→ WORK REQUIRED
Count the lines in the records that contain the string "interactable" and reply with only that number.

* Begin PROVIDED DATA *

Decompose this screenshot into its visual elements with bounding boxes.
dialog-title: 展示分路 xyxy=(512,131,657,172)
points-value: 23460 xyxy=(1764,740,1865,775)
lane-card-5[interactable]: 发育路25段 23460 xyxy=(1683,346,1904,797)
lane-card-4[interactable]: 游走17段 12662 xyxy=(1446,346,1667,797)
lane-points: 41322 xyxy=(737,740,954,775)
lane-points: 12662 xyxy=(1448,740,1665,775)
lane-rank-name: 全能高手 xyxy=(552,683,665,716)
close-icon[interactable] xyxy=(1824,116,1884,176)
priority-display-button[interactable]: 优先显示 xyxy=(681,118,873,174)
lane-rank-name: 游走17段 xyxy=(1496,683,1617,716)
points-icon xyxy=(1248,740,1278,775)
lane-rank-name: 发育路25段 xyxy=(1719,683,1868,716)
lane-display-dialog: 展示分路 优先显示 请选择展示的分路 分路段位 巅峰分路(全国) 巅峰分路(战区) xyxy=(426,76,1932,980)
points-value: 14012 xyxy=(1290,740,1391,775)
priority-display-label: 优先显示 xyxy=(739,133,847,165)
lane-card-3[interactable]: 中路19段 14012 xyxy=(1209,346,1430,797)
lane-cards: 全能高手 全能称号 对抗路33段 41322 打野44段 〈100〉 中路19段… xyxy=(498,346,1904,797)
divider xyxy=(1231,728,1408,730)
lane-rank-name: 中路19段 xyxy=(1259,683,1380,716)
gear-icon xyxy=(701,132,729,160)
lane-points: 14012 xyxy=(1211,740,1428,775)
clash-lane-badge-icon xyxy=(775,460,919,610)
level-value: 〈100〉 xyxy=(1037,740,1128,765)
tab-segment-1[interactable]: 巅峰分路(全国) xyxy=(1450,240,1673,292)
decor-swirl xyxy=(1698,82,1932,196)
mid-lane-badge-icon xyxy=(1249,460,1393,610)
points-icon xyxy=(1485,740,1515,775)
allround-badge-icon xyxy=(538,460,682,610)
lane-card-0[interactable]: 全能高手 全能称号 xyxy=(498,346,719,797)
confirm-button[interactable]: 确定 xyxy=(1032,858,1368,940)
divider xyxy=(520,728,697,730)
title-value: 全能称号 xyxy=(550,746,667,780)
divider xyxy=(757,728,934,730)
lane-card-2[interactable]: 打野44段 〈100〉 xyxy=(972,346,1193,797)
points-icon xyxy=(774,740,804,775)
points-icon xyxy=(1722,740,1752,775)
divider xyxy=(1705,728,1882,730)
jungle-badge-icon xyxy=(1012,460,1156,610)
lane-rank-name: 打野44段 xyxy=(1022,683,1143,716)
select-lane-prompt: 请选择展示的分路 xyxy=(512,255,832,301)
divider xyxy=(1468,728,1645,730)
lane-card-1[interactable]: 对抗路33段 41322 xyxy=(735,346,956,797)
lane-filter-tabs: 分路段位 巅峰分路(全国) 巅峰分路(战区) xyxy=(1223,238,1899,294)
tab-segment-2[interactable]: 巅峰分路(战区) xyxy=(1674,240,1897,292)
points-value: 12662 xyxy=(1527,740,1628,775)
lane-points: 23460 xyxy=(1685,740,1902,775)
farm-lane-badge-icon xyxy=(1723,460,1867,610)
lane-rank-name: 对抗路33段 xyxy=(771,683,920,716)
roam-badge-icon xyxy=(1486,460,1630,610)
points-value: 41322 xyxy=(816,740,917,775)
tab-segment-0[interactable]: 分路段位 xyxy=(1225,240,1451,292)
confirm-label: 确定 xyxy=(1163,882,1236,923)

* End PROVIDED DATA *

→ RESULT
12